Items from a data source
......

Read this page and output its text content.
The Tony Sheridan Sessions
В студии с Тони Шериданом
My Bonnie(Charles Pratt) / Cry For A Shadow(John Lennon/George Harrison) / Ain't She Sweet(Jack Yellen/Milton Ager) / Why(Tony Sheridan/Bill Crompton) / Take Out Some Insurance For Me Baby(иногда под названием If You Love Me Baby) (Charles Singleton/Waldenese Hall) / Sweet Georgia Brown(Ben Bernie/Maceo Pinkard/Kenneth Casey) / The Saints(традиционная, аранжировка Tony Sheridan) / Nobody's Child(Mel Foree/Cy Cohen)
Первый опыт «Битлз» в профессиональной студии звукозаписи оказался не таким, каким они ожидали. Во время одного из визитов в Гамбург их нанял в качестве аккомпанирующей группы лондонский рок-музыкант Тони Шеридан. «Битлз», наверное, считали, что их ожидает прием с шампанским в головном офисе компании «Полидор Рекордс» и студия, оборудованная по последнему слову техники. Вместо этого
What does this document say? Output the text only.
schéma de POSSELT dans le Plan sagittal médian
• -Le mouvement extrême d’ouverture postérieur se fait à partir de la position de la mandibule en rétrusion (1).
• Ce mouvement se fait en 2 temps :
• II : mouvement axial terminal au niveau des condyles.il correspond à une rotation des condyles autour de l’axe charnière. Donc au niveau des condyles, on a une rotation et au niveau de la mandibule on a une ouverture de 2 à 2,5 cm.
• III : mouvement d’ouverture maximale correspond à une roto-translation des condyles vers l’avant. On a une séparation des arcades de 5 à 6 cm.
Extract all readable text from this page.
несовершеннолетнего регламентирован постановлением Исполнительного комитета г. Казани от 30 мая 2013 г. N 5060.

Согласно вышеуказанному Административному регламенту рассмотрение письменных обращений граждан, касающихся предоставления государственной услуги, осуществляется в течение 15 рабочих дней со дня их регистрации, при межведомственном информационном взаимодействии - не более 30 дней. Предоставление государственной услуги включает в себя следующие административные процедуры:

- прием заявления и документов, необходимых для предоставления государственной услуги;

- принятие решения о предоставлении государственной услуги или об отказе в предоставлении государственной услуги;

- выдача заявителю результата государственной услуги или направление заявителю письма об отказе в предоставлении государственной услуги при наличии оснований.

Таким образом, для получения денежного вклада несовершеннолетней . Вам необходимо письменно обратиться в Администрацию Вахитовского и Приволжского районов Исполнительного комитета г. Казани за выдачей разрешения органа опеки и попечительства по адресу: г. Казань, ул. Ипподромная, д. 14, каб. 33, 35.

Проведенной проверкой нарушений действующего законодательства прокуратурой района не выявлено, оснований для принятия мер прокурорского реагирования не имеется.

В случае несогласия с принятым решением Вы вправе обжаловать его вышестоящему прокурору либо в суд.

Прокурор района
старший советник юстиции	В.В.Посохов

......

- _Task instructions_:
Locate the word "page" in the entries, and copy every line where it is found.

- _Solution to this problem_:
Read this page and output its text content.
Extract all readable text from this page.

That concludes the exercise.